◆ DATASET
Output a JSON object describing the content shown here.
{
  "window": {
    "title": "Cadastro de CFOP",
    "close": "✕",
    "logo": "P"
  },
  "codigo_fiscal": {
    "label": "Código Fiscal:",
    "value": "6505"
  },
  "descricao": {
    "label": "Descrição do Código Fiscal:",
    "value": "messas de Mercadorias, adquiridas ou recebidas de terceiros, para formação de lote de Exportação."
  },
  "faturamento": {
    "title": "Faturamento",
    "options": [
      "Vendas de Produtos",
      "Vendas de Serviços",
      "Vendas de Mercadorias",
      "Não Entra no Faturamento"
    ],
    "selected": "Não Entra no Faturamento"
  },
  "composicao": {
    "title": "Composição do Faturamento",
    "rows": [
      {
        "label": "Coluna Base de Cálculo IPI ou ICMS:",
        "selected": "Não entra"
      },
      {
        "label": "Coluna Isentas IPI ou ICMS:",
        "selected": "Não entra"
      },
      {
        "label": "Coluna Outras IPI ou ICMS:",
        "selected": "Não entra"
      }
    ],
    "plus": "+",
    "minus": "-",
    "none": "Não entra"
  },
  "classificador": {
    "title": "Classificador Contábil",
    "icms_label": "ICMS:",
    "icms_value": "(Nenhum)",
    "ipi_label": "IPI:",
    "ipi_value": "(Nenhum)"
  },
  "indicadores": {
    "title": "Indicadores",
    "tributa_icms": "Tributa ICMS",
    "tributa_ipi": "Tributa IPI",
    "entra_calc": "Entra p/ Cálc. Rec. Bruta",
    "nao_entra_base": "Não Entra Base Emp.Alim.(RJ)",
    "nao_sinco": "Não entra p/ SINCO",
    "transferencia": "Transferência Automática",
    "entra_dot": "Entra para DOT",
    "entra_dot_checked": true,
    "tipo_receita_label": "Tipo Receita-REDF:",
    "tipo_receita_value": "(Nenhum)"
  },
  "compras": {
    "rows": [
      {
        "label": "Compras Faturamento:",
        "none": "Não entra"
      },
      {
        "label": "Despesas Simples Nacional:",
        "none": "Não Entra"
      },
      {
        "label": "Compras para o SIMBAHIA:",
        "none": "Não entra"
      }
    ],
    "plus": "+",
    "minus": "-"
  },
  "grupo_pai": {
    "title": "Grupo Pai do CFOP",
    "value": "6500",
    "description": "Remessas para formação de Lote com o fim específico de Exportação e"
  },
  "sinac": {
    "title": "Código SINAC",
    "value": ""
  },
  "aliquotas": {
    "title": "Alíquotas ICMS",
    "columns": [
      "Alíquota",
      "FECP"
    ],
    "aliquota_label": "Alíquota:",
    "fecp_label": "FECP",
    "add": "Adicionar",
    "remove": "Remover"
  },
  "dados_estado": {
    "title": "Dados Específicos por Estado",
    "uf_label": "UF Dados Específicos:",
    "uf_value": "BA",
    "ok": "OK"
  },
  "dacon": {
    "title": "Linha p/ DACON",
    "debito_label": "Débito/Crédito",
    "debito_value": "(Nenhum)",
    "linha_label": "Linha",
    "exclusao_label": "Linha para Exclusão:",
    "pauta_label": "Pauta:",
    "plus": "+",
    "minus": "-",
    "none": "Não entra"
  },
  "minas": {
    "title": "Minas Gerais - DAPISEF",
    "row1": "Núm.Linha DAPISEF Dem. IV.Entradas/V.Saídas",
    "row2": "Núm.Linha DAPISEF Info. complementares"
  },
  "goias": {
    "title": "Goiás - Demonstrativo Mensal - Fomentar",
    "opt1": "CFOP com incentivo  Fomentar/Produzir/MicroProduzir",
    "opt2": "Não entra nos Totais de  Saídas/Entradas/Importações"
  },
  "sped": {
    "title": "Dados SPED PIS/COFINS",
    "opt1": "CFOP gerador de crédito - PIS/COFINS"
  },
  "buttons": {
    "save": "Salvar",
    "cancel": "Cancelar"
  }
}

◆ REQUIREMENT
Would you write down every record again, exactly?

◆ ANSWER TO THE EXERCISE
Output a JSON object describing the content shown here.
{
  "window": {
    "title": "Cadastro de CFOP",
    "close": "✕",
    "logo": "P"
  },
  "codigo_fiscal": {
    "label": "Código Fiscal:",
    "value": "6505"
  },
  "descricao": {
    "label": "Descrição do Código Fiscal:",
    "value": "messas de Mercadorias, adquiridas ou recebidas de terceiros, para formação de lote de Exportação."
  },
  "faturamento": {
    "title": "Faturamento",
    "options": [
      "Vendas de Produtos",
      "Vendas de Serviços",
      "Vendas de Mercadorias",
      "Não Entra no Faturamento"
    ],
    "selected": "Não Entra no Faturamento"
  },
  "composicao": {
    "title": "Composição do Faturamento",
    "rows": [
      {
        "label": "Coluna Base de Cálculo IPI ou ICMS:",
        "selected": "Não entra"
      },
      {
        "label": "Coluna Isentas IPI ou ICMS:",
        "selected": "Não entra"
      },
      {
        "label": "Coluna Outras IPI ou ICMS:",
        "selected": "Não entra"
      }
    ],
    "plus": "+",
    "minus": "-",
    "none": "Não entra"
  },
  "classificador": {
    "title": "Classificador Contábil",
    "icms_label": "ICMS:",
    "icms_value": "(Nenhum)",
    "ipi_label": "IPI:",
    "ipi_value": "(Nenhum)"
  },
  "indicadores": {
    "title": "Indicadores",
    "tributa_icms": "Tributa ICMS",
    "tributa_ipi": "Tributa IPI",
    "entra_calc": "Entra p/ Cálc. Rec. Bruta",
    "nao_entra_base": "Não Entra Base Emp.Alim.(RJ)",
    "nao_sinco": "Não entra p/ SINCO",
    "transferencia": "Transferência Automática",
    "entra_dot": "Entra para DOT",
    "entra_dot_checked": true,
    "tipo_receita_label": "Tipo Receita-REDF:",
    "tipo_receita_value": "(Nenhum)"
  },
  "compras": {
    "rows": [
      {
        "label": "Compras Faturamento:",
        "none": "Não entra"
      },
      {
        "label": "Despesas Simples Nacional:",
        "none": "Não Entra"
      },
      {
        "label": "Compras para o SIMBAHIA:",
        "none": "Não entra"
      }
    ],
    "plus": "+",
    "minus": "-"
  },
  "grupo_pai": {
    "title": "Grupo Pai do CFOP",
    "value": "6500",
    "description": "Remessas para formação de Lote com o fim específico de Exportação e"
  },
  "sinac": {
    "title": "Código SINAC",
    "value": ""
  },
  "aliquotas": {
    "title": "Alíquotas ICMS",
    "columns": [
      "Alíquota",
      "FECP"
    ],
    "aliquota_label": "Alíquota:",
    "fecp_label": "FECP",
    "add": "Adicionar",
    "remove": "Remover"
  },
  "dados_estado": {
    "title": "Dados Específicos por Estado",
    "uf_label": "UF Dados Específicos:",
    "uf_value": "BA",
    "ok": "OK"
  },
  "dacon": {
    "title": "Linha p/ DACON",
    "debito_label": "Débito/Crédito",
    "debito_value": "(Nenhum)",
    "linha_label": "Linha",
    "exclusao_label": "Linha para Exclusão:",
    "pauta_label": "Pauta:",
    "plus": "+",
    "minus": "-",
    "none": "Não entra"
  },
  "minas": {
    "title": "Minas Gerais - DAPISEF",
    "row1": "Núm.Linha DAPISEF Dem. IV.Entradas/V.Saídas",
    "row2": "Núm.Linha DAPISEF Info. complementares"
  },
  "goias": {
    "title": "Goiás - Demonstrativo Mensal - Fomentar",
    "opt1": "CFOP com incentivo  Fomentar/Produzir/MicroProduzir",
    "opt2": "Não entra nos Totais de  Saídas/Entradas/Importações"
  },
  "sped": {
    "title": "Dados SPED PIS/COFINS",
    "opt1": "CFOP gerador de crédito - PIS/COFINS"
  },
  "buttons": {
    "save": "Salvar",
    "cancel": "Cancelar"
  }
}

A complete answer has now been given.